• **PROBLEM REQUIREMENTS**
Only the number is wanted: count the lines in the data with "category" in them.
--- start of STORED ROWS ---
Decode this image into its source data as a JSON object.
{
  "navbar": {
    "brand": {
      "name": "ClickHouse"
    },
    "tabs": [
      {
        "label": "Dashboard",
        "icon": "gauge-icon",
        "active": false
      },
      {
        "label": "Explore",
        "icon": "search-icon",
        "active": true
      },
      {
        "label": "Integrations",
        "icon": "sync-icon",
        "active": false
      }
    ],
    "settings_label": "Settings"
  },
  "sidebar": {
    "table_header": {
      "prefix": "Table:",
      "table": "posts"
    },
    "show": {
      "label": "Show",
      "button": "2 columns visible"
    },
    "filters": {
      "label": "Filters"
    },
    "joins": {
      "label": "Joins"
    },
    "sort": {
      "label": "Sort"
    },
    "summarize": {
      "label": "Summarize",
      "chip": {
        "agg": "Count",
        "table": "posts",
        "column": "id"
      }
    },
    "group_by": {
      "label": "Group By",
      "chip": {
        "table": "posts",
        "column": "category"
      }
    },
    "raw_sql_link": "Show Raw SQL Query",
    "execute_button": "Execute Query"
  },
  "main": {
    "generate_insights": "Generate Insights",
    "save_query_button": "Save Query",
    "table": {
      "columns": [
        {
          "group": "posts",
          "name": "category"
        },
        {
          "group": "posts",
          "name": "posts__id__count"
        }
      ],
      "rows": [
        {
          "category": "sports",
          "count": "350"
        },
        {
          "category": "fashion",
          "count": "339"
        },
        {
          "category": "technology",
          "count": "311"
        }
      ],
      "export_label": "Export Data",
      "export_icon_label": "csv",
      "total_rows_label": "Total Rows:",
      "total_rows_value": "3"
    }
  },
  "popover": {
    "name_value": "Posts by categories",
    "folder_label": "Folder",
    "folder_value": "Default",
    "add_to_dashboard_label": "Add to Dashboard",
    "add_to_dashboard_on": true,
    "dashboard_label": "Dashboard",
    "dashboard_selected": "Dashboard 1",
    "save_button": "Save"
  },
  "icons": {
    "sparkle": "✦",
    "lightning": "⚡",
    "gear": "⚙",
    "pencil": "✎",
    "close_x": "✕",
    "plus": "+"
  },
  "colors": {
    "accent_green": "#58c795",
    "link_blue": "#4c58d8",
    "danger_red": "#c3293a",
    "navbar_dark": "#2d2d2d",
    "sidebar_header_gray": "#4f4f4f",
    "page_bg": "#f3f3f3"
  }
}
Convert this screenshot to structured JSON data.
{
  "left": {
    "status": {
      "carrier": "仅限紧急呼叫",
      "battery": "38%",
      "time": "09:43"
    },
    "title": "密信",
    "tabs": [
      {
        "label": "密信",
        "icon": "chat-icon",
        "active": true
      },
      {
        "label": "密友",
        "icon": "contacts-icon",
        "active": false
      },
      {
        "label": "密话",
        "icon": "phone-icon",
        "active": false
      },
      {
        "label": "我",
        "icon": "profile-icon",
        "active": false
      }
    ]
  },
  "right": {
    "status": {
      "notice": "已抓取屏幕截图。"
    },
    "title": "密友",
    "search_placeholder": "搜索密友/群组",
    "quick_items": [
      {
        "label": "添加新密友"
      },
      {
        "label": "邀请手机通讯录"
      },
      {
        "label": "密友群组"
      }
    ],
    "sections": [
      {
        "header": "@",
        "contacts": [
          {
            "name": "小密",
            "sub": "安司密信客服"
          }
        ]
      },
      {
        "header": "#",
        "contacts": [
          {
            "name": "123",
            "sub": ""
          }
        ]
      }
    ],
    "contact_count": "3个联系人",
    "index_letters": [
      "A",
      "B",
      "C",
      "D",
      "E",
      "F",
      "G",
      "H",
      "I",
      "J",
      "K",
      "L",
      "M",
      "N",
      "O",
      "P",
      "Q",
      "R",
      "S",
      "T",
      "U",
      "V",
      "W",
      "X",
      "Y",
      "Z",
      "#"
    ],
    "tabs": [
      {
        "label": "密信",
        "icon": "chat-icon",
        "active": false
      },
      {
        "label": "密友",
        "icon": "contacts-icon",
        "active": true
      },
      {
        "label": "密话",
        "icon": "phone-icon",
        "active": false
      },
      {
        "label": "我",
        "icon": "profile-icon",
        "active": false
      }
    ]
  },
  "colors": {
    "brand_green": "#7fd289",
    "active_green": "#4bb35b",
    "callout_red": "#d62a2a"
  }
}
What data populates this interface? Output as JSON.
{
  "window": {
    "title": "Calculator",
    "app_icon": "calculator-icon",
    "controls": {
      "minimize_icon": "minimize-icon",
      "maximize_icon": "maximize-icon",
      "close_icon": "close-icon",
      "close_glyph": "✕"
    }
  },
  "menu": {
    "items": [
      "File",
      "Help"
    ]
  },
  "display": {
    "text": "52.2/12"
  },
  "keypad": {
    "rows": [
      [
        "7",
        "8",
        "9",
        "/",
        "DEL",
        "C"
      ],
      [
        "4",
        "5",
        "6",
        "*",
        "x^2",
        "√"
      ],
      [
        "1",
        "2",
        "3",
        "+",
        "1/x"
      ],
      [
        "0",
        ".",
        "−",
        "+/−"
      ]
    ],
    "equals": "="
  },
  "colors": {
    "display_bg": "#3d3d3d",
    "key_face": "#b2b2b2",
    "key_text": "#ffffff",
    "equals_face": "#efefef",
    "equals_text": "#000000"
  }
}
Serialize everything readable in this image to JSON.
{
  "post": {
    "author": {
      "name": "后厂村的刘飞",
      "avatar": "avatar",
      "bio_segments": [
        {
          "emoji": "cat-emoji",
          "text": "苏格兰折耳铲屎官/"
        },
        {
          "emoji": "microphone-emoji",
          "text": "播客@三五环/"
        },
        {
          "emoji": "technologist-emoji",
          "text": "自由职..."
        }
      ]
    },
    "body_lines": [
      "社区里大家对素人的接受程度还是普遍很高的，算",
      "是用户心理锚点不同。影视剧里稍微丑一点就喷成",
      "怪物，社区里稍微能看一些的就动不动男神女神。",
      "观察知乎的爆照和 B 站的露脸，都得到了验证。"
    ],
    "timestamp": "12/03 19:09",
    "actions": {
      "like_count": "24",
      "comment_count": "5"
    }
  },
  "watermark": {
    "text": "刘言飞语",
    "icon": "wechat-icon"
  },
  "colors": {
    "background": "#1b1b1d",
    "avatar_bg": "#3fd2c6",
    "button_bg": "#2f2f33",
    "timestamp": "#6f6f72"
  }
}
--- end of STORED ROWS ---
• **FULL SOLUTION**
5